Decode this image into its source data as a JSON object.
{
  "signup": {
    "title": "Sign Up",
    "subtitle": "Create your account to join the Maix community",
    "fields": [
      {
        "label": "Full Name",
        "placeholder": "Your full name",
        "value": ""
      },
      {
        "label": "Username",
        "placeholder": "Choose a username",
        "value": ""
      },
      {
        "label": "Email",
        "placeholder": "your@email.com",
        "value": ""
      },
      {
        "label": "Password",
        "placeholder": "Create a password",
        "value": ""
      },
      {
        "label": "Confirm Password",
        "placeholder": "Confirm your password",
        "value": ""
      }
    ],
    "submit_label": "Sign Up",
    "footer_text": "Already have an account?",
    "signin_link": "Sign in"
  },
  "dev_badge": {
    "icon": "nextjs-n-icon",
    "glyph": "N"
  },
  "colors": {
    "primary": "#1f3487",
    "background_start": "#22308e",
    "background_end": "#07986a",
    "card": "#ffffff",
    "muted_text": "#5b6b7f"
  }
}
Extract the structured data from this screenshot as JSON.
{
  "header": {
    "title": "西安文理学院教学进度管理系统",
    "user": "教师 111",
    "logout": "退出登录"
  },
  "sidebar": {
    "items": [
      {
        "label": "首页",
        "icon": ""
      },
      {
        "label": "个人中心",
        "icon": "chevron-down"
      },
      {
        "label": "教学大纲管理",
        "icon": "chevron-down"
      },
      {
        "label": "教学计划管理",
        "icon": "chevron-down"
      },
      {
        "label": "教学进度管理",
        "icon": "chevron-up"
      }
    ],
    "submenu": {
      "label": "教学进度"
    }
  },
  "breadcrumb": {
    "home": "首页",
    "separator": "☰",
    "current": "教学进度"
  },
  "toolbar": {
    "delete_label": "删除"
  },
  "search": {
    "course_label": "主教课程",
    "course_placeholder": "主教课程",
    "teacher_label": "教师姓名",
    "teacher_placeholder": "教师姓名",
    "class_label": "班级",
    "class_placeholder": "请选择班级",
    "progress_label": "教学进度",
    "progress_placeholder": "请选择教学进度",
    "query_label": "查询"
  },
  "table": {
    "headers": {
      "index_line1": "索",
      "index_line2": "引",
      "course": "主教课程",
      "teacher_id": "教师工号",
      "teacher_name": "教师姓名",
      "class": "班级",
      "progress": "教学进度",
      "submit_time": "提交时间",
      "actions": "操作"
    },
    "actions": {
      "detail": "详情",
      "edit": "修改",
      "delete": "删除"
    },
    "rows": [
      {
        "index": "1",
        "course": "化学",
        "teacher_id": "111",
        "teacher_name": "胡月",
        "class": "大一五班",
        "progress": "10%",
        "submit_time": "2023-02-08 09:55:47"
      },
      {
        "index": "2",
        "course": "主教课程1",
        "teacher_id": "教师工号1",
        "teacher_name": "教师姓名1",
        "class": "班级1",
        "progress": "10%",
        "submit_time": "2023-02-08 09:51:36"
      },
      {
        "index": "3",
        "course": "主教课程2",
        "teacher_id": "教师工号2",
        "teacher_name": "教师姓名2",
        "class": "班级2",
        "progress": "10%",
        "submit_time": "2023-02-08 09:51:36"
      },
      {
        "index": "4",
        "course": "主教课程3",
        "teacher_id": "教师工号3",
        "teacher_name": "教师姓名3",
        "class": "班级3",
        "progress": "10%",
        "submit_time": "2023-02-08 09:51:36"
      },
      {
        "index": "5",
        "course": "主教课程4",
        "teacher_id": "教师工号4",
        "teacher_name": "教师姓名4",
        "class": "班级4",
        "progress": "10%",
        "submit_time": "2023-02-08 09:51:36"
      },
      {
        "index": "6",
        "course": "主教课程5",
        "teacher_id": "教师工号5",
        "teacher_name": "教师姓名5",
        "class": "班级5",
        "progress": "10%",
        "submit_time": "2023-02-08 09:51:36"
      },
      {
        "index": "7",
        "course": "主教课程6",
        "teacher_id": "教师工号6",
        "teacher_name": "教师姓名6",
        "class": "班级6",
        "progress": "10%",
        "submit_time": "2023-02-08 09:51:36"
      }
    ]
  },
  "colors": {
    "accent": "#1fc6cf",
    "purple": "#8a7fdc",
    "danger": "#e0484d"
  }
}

────────

▶ _WRITTEN PROBLEM_
Look through the data and gather every line with the string "Confirm" in it.

▶ _RESPONSE BELOW_
        "label": "Confirm Password",
        "placeholder": "Confirm your password",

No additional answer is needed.